## What to produce
Write the records out again exactly, leaving no images in.

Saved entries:
** START **
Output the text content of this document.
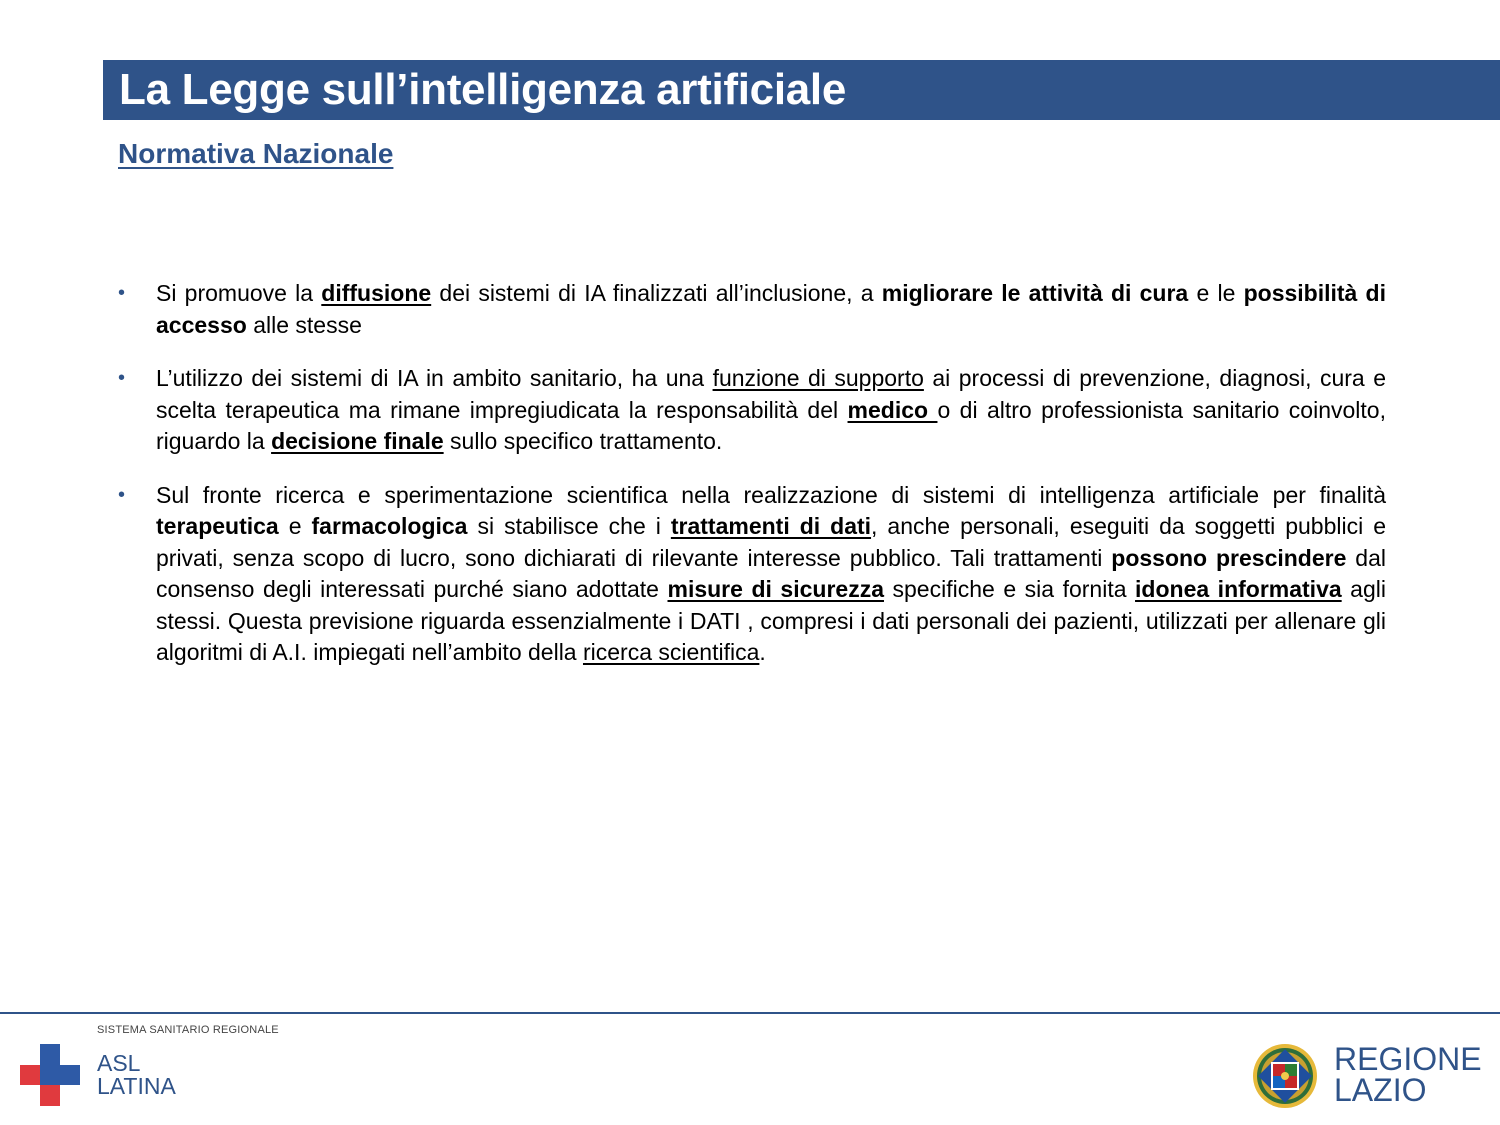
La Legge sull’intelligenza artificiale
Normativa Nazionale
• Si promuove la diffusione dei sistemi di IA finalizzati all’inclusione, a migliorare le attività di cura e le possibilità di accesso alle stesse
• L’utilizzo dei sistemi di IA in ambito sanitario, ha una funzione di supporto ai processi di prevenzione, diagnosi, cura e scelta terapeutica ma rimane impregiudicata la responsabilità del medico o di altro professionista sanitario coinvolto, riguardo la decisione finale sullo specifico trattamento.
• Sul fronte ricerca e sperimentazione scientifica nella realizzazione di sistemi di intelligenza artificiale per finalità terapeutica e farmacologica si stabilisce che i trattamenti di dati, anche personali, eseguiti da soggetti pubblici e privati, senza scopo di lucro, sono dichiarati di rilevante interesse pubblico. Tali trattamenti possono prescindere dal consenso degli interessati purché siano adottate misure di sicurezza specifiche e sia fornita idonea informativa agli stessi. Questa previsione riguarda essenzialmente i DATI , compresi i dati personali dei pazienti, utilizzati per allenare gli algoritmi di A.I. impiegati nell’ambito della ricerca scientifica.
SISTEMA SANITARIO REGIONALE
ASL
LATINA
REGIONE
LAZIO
** END **
## Answer to the task
Output the text content of this document.
La Legge sull’intelligenza artificiale
Normativa Nazionale
• Si promuove la diffusione dei sistemi di IA finalizzati all’inclusione, a migliorare le attività di cura e le possibilità di accesso alle stesse
• L’utilizzo dei sistemi di IA in ambito sanitario, ha una funzione di supporto ai processi di prevenzione, diagnosi, cura e scelta terapeutica ma rimane impregiudicata la responsabilità del medico o di altro professionista sanitario coinvolto, riguardo la decisione finale sullo specifico trattamento.
• Sul fronte ricerca e sperimentazione scientifica nella realizzazione di sistemi di intelligenza artificiale per finalità terapeutica e farmacologica si stabilisce che i trattamenti di dati, anche personali, eseguiti da soggetti pubblici e privati, senza scopo di lucro, sono dichiarati di rilevante interesse pubblico. Tali trattamenti possono prescindere dal consenso degli interessati purché siano adottate misure di sicurezza specifiche e sia fornita idonea informativa agli stessi. Questa previsione riguarda essenzialmente i DATI , compresi i dati personali dei pazienti, utilizzati per allenare gli algoritmi di A.I. impiegati nell’ambito della ricerca scientifica.
SISTEMA SANITARIO REGIONALE
ASL
LATINA
REGIONE
LAZIO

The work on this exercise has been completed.